== Task directions ==
Keep the pictures out of the copy and repeat the records exactly.

== Entries supplied ==
[start]
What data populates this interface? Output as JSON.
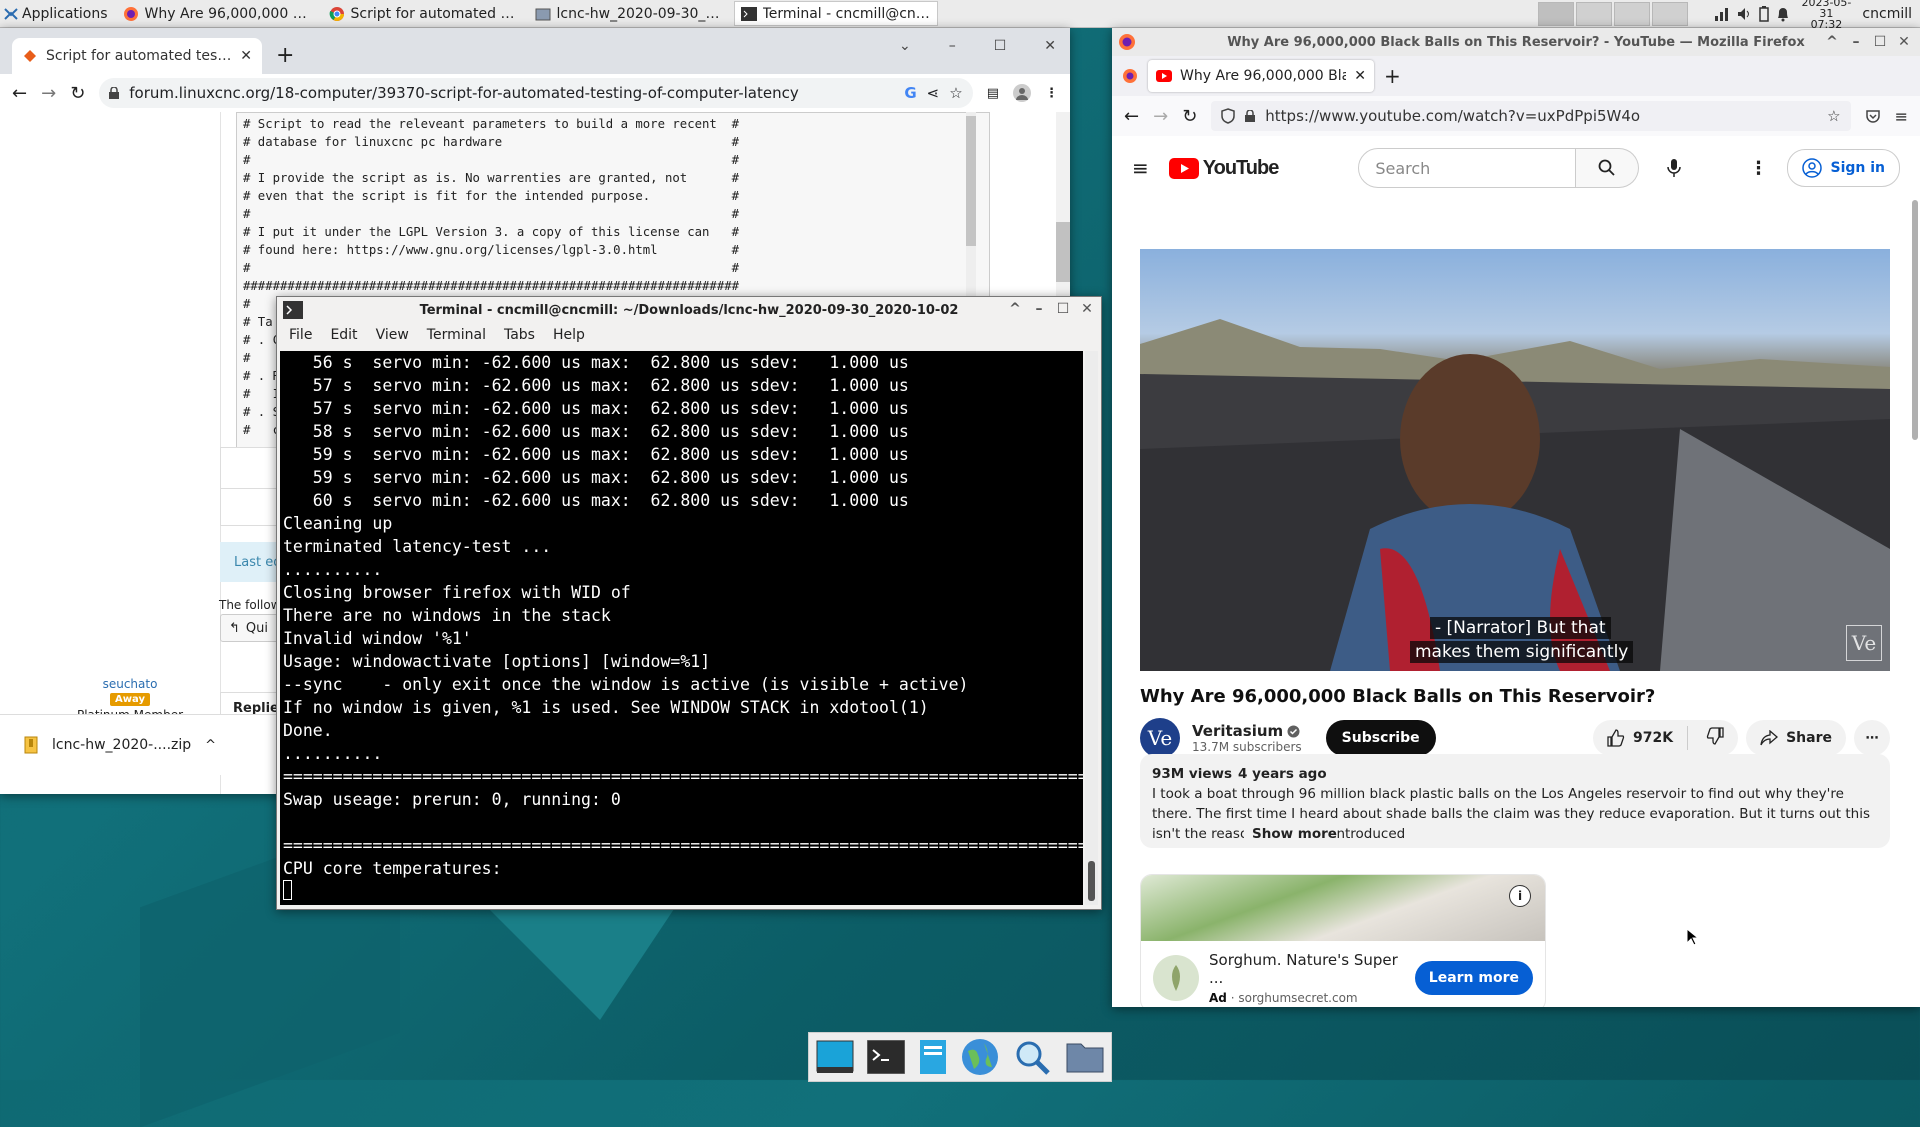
{
  "panel": {
    "applications_label": "Applications",
    "tasks": [
      {
        "label": "Why Are 96,000,000 Bla...",
        "icon": "firefox-icon",
        "active": false
      },
      {
        "label": "Script for automated te...",
        "icon": "chrome-icon",
        "active": false
      },
      {
        "label": "lcnc-hw_2020-09-30_20...",
        "icon": "folder-icon",
        "active": false
      },
      {
        "label": "Terminal - cncmill@cnc...",
        "icon": "terminal-icon",
        "active": true
      }
    ],
    "date": "2023-05-31",
    "time": "07:32",
    "user": "cncmill"
  },
  "chrome": {
    "tab_title": "Script for automated testin",
    "url": "forum.linuxcnc.org/18-computer/39370-script-for-automated-testing-of-computer-latency",
    "code_lines": [
      "# Script to read the releveant parameters to build a more recent  #",
      "# database for linuxcnc pc hardware                               #",
      "#                                                                 #",
      "# I provide the script as is. No warrenties are granted, not      #",
      "# even that the script is fit for the intended purpose.           #",
      "#                                                                 #",
      "# I put it under the LGPL Version 3. a copy of this license can   #",
      "# found here: https://www.gnu.org/licenses/lgpl-3.0.html          #",
      "#                                                                 #",
      "###################################################################",
      "#",
      "# Ta",
      "# . C",
      "#",
      "# . R",
      "#   I",
      "# . S",
      "#   c"
    ],
    "last_edit_label": "Last ed",
    "following_label": "The follow",
    "quick_reply_label": "Qui",
    "author_name": "seuchato",
    "author_status": "Away",
    "author_rank": "Platinum Member",
    "replies_label": "Replie",
    "download_file": "lcnc-hw_2020-....zip"
  },
  "terminal": {
    "title": "Terminal - cncmill@cncmill: ~/Downloads/lcnc-hw_2020-09-30_2020-10-02",
    "menu": [
      "File",
      "Edit",
      "View",
      "Terminal",
      "Tabs",
      "Help"
    ],
    "lines": [
      "   56 s  servo min: -62.600 us max:  62.800 us sdev:   1.000 us",
      "   57 s  servo min: -62.600 us max:  62.800 us sdev:   1.000 us",
      "   57 s  servo min: -62.600 us max:  62.800 us sdev:   1.000 us",
      "   58 s  servo min: -62.600 us max:  62.800 us sdev:   1.000 us",
      "   59 s  servo min: -62.600 us max:  62.800 us sdev:   1.000 us",
      "   59 s  servo min: -62.600 us max:  62.800 us sdev:   1.000 us",
      "   60 s  servo min: -62.600 us max:  62.800 us sdev:   1.000 us",
      "Cleaning up",
      "terminated latency-test ...",
      "..........",
      "Closing browser firefox with WID of",
      "There are no windows in the stack",
      "Invalid window '%1'",
      "Usage: windowactivate [options] [window=%1]",
      "--sync    - only exit once the window is active (is visible + active)",
      "If no window is given, %1 is used. See WINDOW STACK in xdotool(1)",
      "Done.",
      "..........",
      "=================================================================================",
      "Swap useage: prerun: 0, running: 0",
      "",
      "=================================================================================",
      "CPU core temperatures:"
    ]
  },
  "firefox": {
    "window_title": "Why Are 96,000,000 Black Balls on This Reservoir? - YouTube — Mozilla Firefox",
    "tab_title": "Why Are 96,000,000 Blac",
    "url": "https://www.youtube.com/watch?v=uxPdPpi5W4o",
    "youtube": {
      "logo_text": "YouTube",
      "search_placeholder": "Search",
      "sign_in": "Sign in",
      "caption_line1": "- [Narrator] But that",
      "caption_line2": "makes them significantly",
      "watermark": "Ve",
      "video_title": "Why Are 96,000,000 Black Balls on This Reservoir?",
      "channel_avatar": "Ve",
      "channel_name": "Veritasium",
      "subscribers": "13.7M subscribers",
      "subscribe": "Subscribe",
      "likes": "972K",
      "share": "Share",
      "views": "93M views",
      "age": "4 years ago",
      "description": "I took a boat through 96 million black plastic balls on the Los Angeles reservoir to find out why they're there. The first time I heard about shade balls the claim was they reduce evaporation. But it turns out this isn't the reason they were introduced",
      "show_more": "Show more",
      "ad_title": "Sorghum. Nature's Super ...",
      "ad_label": "Ad",
      "ad_domain": "sorghumsecret.com",
      "ad_button": "Learn more"
    }
  },
  "colors": {
    "yt_red": "#ff0000",
    "link_blue": "#065fd4",
    "learn_more_bg": "#065fd4",
    "away_badge": "#e69b00",
    "author_blue": "#2a6db0"
  }
}
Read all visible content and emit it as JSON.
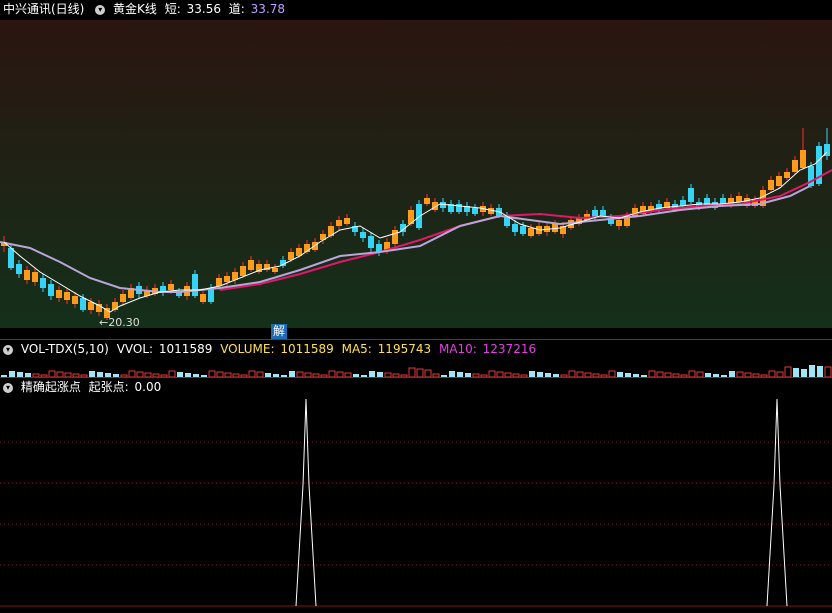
{
  "main_panel": {
    "stock_name": "中兴通讯(日线)",
    "indicator_name": "黄金K线",
    "short_label": "短:",
    "short_value": "33.56",
    "dao_label": "道:",
    "dao_value": "33.78",
    "min_price_label": "←20.30",
    "jie_button": "解"
  },
  "vol_panel": {
    "indicator": "VOL-TDX(5,10)",
    "vvol_label": "VVOL:",
    "vvol_value": "1011589",
    "volume_label": "VOLUME:",
    "volume_value": "1011589",
    "ma5_label": "MA5:",
    "ma5_value": "1195743",
    "ma10_label": "MA10:",
    "ma10_value": "1237216"
  },
  "ind_panel": {
    "indicator": "精确起涨点",
    "label": "起张点:",
    "value": "0.00"
  },
  "colors": {
    "up": "#ff9a1a",
    "down": "#36d3f5",
    "short_line": "#ffffff",
    "dao_line": "#b8a6d8",
    "long_line": "#e0186a",
    "vvol_text": "#ffffff",
    "volume_text": "#ffe04a",
    "ma5_text": "#ffe04a",
    "ma10_text": "#e040e0",
    "short_value_text": "#ffffff",
    "dao_value_text": "#c0a0ff"
  }
}
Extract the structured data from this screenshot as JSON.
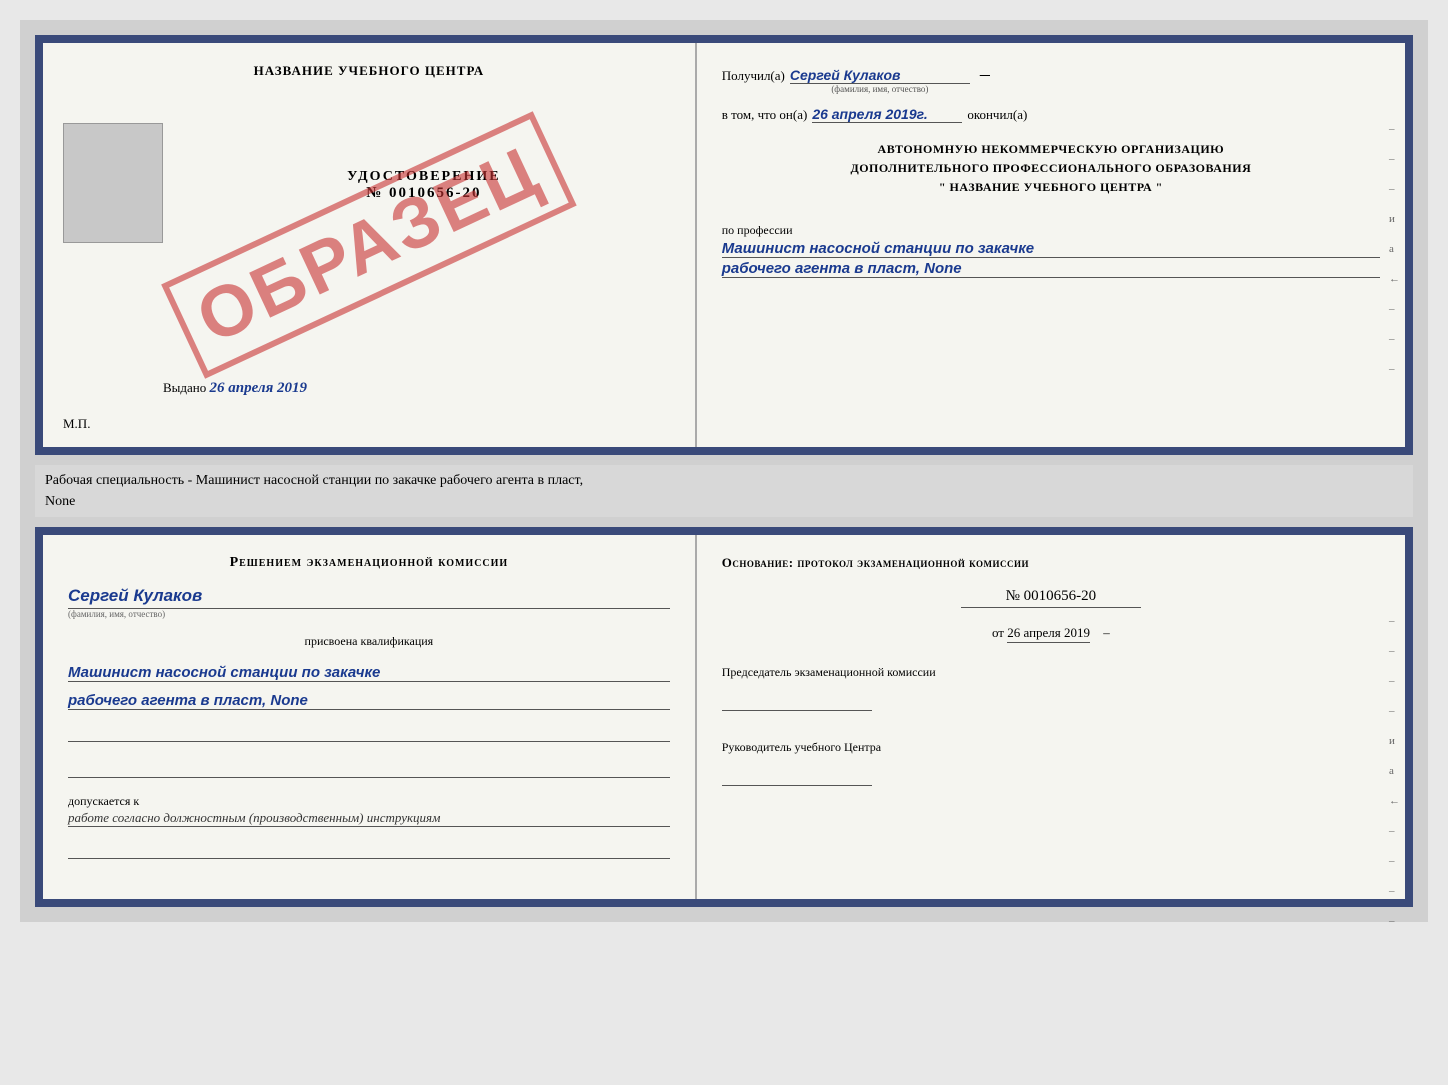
[end]
== Full solution ==
What data populates this interface? Output as JSON.
{
  "panel": {
    "applications_label": "Applications",
    "tasks": [
      {
        "label": "Why Are 96,000,000 Bla...",
        "icon": "firefox-icon",
        "active": false
      },
      {
        "label": "Script for automated te...",
        "icon": "chrome-icon",
        "active": false
      },
      {
        "label": "lcnc-hw_2020-09-30_20...",
        "icon": "folder-icon",
        "active": false
      },
      {
        "label": "Terminal - cncmill@cnc...",
        "icon": "terminal-icon",
        "active": true
      }
    ],
    "date": "2023-05-31",
    "time": "07:32",
    "user": "cncmill"
  },
  "chrome": {
    "tab_title": "Script for automated testin",
    "url": "forum.linuxcnc.org/18-computer/39370-script-for-automated-testing-of-computer-latency",
    "code_lines": [
      "# Script to read the releveant parameters to build a more recent  #",
      "# database for linuxcnc pc hardware                               #",
      "#                                                                 #",
      "# I provide the script as is. No warrenties are granted, not      #",
      "# even that the script is fit for the intended purpose.           #",
      "#                                                                 #",
      "# I put it under the LGPL Version 3. a copy of this license can   #",
      "# found here: https://www.gnu.org/licenses/lgpl-3.0.html          #",
      "#                                                                 #",
      "###################################################################",
      "#",
      "# Ta",
      "# . C",
      "#",
      "# . R",
      "#   I",
      "# . S",
      "#   c"
    ],
    "last_edit_label": "Last ed",
    "following_label": "The follow",
    "quick_reply_label": "Qui",
    "author_name": "seuchato",
    "author_status": "Away",
    "author_rank": "Platinum Member",
    "replies_label": "Replie",
    "download_file": "lcnc-hw_2020-....zip"
  },
  "terminal": {
    "title": "Terminal - cncmill@cncmill: ~/Downloads/lcnc-hw_2020-09-30_2020-10-02",
    "menu": [
      "File",
      "Edit",
      "View",
      "Terminal",
      "Tabs",
      "Help"
    ],
    "lines": [
      "   56 s  servo min: -62.600 us max:  62.800 us sdev:   1.000 us",
      "   57 s  servo min: -62.600 us max:  62.800 us sdev:   1.000 us",
      "   57 s  servo min: -62.600 us max:  62.800 us sdev:   1.000 us",
      "   58 s  servo min: -62.600 us max:  62.800 us sdev:   1.000 us",
      "   59 s  servo min: -62.600 us max:  62.800 us sdev:   1.000 us",
      "   59 s  servo min: -62.600 us max:  62.800 us sdev:   1.000 us",
      "   60 s  servo min: -62.600 us max:  62.800 us sdev:   1.000 us",
      "Cleaning up",
      "terminated latency-test ...",
      "..........",
      "Closing browser firefox with WID of",
      "There are no windows in the stack",
      "Invalid window '%1'",
      "Usage: windowactivate [options] [window=%1]",
      "--sync    - only exit once the window is active (is visible + active)",
      "If no window is given, %1 is used. See WINDOW STACK in xdotool(1)",
      "Done.",
      "..........",
      "=================================================================================",
      "Swap useage: prerun: 0, running: 0",
      "",
      "=================================================================================",
      "CPU core temperatures:"
    ]
  },
  "firefox": {
    "window_title": "Why Are 96,000,000 Black Balls on This Reservoir? - YouTube — Mozilla Firefox",
    "tab_title": "Why Are 96,000,000 Blac",
    "url": "https://www.youtube.com/watch?v=uxPdPpi5W4o",
    "youtube": {
      "logo_text": "YouTube",
      "search_placeholder": "Search",
      "sign_in": "Sign in",
      "caption_line1": "- [Narrator] But that",
      "caption_line2": "makes them significantly",
      "watermark": "Ve",
      "video_title": "Why Are 96,000,000 Black Balls on This Reservoir?",
      "channel_avatar": "Ve",
      "channel_name": "Veritasium",
      "subscribers": "13.7M subscribers",
      "subscribe": "Subscribe",
      "likes": "972K",
      "share": "Share",
      "views": "93M views",
      "age": "4 years ago",
      "description": "I took a boat through 96 million black plastic balls on the Los Angeles reservoir to find out why they're there. The first time I heard about shade balls the claim was they reduce evaporation. But it turns out this isn't the reason they were introduced",
      "show_more": "Show more",
      "ad_title": "Sorghum. Nature's Super ...",
      "ad_label": "Ad",
      "ad_domain": "sorghumsecret.com",
      "ad_button": "Learn more"
    }
  },
  "colors": {
    "yt_red": "#ff0000",
    "link_blue": "#065fd4",
    "learn_more_bg": "#065fd4",
    "away_badge": "#e69b00",
    "author_blue": "#2a6db0"
  }
}
Read all visible content and emit it as JSON.
{
  "main_panel": {
    "stock_name": "中兴通讯(日线)",
    "indicator_name": "黄金K线",
    "short_label": "短:",
    "short_value": "33.56",
    "dao_label": "道:",
    "dao_value": "33.78",
    "min_price_label": "←20.30",
    "jie_button": "解"
  },
  "vol_panel": {
    "indicator": "VOL-TDX(5,10)",
    "vvol_label": "VVOL:",
    "vvol_value": "1011589",
    "volume_label": "VOLUME:",
    "volume_value": "1011589",
    "ma5_label": "MA5:",
    "ma5_value": "1195743",
    "ma10_label": "MA10:",
    "ma10_value": "1237216"
  },
  "ind_panel": {
    "indicator": "精确起涨点",
    "label": "起张点:",
    "value": "0.00"
  },
  "colors": {
    "up": "#ff9a1a",
    "down": "#36d3f5",
    "short_line": "#ffffff",
    "dao_line": "#b8a6d8",
    "long_line": "#e0186a",
    "vvol_text": "#ffffff",
    "volume_text": "#ffe04a",
    "ma5_text": "#ffe04a",
    "ma10_text": "#e040e0",
    "short_value_text": "#ffffff",
    "dao_value_text": "#c0a0ff"
  }
}
Extract the structured data from this screenshot as JSON.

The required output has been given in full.